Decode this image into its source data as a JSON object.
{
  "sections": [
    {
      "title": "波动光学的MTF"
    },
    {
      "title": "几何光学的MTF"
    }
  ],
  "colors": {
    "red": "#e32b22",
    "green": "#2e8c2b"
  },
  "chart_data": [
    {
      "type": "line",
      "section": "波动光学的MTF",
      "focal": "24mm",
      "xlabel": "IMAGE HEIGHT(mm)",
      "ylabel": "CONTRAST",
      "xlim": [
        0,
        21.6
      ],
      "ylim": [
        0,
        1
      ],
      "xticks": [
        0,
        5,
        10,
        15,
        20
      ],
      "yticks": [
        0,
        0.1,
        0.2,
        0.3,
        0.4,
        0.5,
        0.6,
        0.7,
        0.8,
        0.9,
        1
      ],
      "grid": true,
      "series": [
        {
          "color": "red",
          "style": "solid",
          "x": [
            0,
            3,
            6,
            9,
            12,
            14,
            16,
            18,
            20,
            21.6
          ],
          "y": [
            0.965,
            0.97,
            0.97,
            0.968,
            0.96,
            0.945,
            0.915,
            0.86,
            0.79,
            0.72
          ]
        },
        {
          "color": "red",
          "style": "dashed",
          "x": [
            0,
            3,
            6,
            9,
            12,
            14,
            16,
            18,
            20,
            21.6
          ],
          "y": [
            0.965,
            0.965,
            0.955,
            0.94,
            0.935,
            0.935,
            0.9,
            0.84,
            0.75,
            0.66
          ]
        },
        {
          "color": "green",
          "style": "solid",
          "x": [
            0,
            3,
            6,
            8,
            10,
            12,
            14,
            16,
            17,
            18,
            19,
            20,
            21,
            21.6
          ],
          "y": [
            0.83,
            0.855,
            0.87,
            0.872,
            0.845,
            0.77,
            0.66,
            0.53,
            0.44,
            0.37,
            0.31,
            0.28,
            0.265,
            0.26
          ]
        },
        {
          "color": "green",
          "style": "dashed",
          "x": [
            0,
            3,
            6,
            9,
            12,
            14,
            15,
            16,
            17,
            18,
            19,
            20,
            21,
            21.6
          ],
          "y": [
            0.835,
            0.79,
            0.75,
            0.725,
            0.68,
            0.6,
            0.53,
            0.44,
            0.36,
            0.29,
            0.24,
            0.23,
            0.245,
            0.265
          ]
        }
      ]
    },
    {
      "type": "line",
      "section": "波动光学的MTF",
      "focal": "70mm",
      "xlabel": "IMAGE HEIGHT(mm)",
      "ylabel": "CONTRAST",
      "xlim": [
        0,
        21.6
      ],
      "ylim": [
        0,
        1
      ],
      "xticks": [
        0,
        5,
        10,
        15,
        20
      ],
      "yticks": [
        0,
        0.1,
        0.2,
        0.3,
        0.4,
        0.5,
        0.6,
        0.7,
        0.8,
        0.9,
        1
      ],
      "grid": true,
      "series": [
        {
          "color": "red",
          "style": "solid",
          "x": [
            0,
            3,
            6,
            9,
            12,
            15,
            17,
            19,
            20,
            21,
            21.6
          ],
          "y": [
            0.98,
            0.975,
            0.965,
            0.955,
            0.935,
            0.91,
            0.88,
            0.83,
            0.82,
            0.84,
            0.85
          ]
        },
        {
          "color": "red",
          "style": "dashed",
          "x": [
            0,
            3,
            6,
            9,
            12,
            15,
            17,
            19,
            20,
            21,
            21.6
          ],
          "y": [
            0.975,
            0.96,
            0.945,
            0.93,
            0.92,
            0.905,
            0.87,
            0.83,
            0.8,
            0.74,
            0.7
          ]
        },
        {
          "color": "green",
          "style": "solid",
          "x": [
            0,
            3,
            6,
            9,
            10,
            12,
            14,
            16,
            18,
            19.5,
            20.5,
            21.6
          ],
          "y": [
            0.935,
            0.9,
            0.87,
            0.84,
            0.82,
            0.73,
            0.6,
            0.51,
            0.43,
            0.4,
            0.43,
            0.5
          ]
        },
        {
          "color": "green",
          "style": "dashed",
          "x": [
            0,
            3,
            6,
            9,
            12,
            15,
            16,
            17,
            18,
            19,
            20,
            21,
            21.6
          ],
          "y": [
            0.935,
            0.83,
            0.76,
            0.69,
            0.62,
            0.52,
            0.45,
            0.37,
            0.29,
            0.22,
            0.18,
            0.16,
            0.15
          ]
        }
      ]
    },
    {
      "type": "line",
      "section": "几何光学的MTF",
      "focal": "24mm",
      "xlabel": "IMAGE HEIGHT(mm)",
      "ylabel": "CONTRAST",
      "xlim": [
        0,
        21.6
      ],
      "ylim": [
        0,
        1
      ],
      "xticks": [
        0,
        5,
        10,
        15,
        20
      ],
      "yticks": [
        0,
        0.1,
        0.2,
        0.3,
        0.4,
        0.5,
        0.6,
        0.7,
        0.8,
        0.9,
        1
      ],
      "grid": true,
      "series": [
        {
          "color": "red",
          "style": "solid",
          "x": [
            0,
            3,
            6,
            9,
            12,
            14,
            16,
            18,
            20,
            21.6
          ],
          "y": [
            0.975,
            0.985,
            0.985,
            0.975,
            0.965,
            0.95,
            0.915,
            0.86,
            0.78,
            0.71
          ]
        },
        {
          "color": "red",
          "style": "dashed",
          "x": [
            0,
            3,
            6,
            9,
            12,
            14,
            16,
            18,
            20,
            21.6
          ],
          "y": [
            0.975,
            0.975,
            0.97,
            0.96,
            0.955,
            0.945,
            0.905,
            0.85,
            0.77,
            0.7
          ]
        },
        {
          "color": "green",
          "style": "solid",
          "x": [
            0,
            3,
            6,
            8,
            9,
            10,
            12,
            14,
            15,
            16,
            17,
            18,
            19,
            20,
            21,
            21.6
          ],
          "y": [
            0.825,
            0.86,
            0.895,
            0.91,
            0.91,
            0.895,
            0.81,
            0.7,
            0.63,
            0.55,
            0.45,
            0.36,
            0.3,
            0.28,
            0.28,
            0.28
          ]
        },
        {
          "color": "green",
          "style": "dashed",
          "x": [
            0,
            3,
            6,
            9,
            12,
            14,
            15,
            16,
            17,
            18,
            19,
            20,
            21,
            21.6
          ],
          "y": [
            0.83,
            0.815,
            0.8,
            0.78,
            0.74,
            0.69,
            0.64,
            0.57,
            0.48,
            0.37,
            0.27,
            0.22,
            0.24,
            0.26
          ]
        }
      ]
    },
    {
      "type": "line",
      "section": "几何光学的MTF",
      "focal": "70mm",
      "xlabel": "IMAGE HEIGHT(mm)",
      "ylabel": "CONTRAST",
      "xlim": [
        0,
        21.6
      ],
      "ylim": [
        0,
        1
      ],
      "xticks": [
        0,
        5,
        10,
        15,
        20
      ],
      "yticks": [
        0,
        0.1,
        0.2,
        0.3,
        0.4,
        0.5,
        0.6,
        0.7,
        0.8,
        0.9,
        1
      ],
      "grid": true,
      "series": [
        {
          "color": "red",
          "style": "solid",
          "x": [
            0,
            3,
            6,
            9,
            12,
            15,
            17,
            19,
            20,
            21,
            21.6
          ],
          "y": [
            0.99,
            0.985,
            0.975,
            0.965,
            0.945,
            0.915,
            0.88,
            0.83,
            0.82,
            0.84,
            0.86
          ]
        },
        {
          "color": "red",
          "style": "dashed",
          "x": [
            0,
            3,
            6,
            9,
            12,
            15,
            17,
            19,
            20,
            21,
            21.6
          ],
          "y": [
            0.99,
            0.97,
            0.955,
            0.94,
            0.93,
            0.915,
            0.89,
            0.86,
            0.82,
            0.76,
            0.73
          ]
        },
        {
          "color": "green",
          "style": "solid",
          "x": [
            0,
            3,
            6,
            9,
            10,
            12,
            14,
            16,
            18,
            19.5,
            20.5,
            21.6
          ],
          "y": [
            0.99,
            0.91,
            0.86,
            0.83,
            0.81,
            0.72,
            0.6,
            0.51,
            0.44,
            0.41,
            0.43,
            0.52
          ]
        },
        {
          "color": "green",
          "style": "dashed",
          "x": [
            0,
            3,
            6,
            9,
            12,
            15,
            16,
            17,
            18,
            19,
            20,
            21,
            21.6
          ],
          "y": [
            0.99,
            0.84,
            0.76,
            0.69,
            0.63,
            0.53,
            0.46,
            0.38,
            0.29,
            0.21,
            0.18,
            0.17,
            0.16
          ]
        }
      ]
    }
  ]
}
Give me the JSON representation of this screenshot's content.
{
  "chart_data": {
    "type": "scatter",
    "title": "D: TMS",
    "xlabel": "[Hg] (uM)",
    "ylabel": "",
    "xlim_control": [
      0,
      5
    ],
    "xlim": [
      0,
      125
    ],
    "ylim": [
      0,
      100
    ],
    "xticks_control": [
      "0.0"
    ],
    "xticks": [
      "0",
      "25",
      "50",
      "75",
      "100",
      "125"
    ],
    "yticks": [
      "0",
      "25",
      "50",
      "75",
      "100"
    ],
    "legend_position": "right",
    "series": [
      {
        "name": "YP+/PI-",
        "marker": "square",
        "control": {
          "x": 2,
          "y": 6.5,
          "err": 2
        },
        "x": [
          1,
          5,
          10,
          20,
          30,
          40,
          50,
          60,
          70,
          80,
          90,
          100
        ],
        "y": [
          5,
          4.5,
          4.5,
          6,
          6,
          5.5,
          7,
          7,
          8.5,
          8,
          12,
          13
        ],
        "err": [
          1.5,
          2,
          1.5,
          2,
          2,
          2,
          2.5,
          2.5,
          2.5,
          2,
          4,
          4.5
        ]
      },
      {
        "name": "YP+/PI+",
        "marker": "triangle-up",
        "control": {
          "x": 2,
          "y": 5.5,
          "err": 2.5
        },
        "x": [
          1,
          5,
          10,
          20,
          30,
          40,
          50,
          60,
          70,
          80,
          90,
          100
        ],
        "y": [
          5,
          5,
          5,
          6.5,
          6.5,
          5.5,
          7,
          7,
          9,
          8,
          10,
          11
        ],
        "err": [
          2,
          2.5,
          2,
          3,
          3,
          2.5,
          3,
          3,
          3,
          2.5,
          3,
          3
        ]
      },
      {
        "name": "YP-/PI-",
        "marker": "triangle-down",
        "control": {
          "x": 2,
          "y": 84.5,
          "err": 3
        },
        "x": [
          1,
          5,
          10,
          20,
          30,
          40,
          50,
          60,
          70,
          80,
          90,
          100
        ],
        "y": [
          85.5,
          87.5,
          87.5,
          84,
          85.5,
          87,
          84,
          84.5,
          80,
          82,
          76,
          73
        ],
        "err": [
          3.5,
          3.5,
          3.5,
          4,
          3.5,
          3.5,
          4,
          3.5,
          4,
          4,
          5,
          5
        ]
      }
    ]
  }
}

^^^^^^^^

◆ Stated goal ◆
Show every line from the entries above in which the word "marker" appears.

◆ Task answer ◆
        "marker": "square",
        "marker": "triangle-up",
        "marker": "triangle-down",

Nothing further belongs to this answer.